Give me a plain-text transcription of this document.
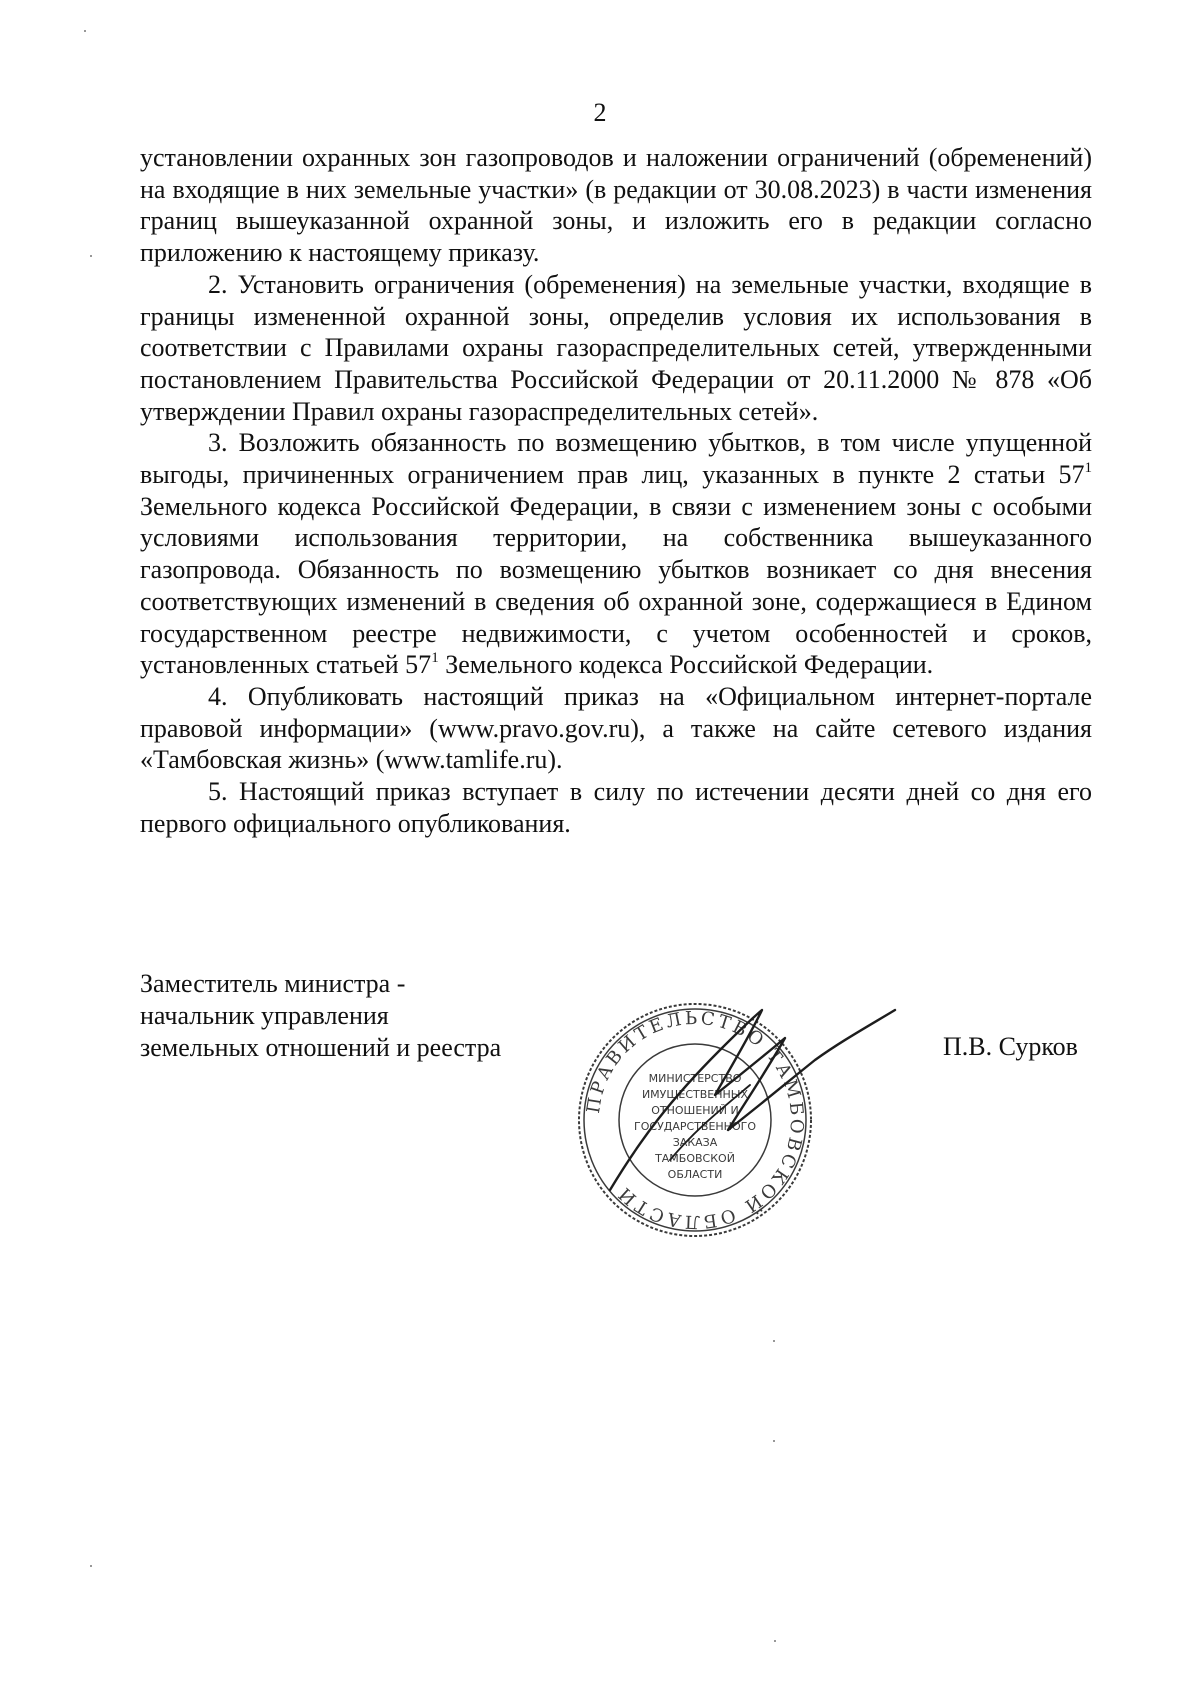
2

установлении охранных зон газопроводов и наложении ограничений (обременений) на входящие в них земельные участки» (в редакции от 30.08.2023) в части изменения границ вышеуказанной охранной зоны, и изложить его в редакции согласно приложению к настоящему приказу.

2. Установить ограничения (обременения) на земельные участки, входящие в границы измененной охранной зоны, определив условия их использования в соответствии с Правилами охраны газораспределительных сетей, утвержденными постановлением Правительства Российской Федерации от 20.11.2000 № 878 «Об утверждении Правил охраны газораспределительных сетей».

3. Возложить обязанность по возмещению убытков, в том числе упущенной выгоды, причиненных ограничением прав лиц, указанных в пункте 2 статьи $57^1$ Земельного кодекса Российской Федерации, в связи с изменением зоны с особыми условиями использования территории, на собственника вышеуказанного газопровода. Обязанность по возмещению убытков возникает со дня внесения соответствующих изменений в сведения об охранной зоне, содержащиеся в Едином государственном реестре недвижимости, с учетом особенностей и сроков, установленных статьей $57^1$ Земельного кодекса Российской Федерации.

4. Опубликовать настоящий приказ на «Официальном интернет-портале правовой информации» (www.pravo.gov.ru), а также на сайте сетевого издания «Тамбовская жизнь» (www.tamlife.ru).

5. Настоящий приказ вступает в силу по истечении десяти дней со дня его первого официального опубликования.

Заместитель министра -
начальник управления
земельных отношений и реестра
ПРАВИТЕЛЬСТВО ТАМБОВСКОЙ ОБЛАСТИ
МИНИСТЕРСТВО
ИМУЩЕСТВЕННЫХ
ОТНОШЕНИЙ И
ГОСУДАРСТВЕННОГО
ЗАКАЗА
ТАМБОВСКОЙ
ОБЛАСТИ
П.В. Сурков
== == ==
Set exercise> Each entry should be repeated exactly as it appears; the pictures stay out.

Complete output>
Give me a plain-text transcription of this document.
2

установлении охранных зон газопроводов и наложении ограничений (обременений) на входящие в них земельные участки» (в редакции от 30.08.2023) в части изменения границ вышеуказанной охранной зоны, и изложить его в редакции согласно приложению к настоящему приказу.

2. Установить ограничения (обременения) на земельные участки, входящие в границы измененной охранной зоны, определив условия их использования в соответствии с Правилами охраны газораспределительных сетей, утвержденными постановлением Правительства Российской Федерации от 20.11.2000 № 878 «Об утверждении Правил охраны газораспределительных сетей».

3. Возложить обязанность по возмещению убытков, в том числе упущенной выгоды, причиненных ограничением прав лиц, указанных в пункте 2 статьи $57^1$ Земельного кодекса Российской Федерации, в связи с изменением зоны с особыми условиями использования территории, на собственника вышеуказанного газопровода. Обязанность по возмещению убытков возникает со дня внесения соответствующих изменений в сведения об охранной зоне, содержащиеся в Едином государственном реестре недвижимости, с учетом особенностей и сроков, установленных статьей $57^1$ Земельного кодекса Российской Федерации.

4. Опубликовать настоящий приказ на «Официальном интернет-портале правовой информации» (www.pravo.gov.ru), а также на сайте сетевого издания «Тамбовская жизнь» (www.tamlife.ru).

5. Настоящий приказ вступает в силу по истечении десяти дней со дня его первого официального опубликования.

Заместитель министра -
начальник управления
земельных отношений и реестра
ПРАВИТЕЛЬСТВО ТАМБОВСКОЙ ОБЛАСТИ
МИНИСТЕРСТВО
ИМУЩЕСТВЕННЫХ
ОТНОШЕНИЙ И
ГОСУДАРСТВЕННОГО
ЗАКАЗА
ТАМБОВСКОЙ
ОБЛАСТИ
П.В. Сурков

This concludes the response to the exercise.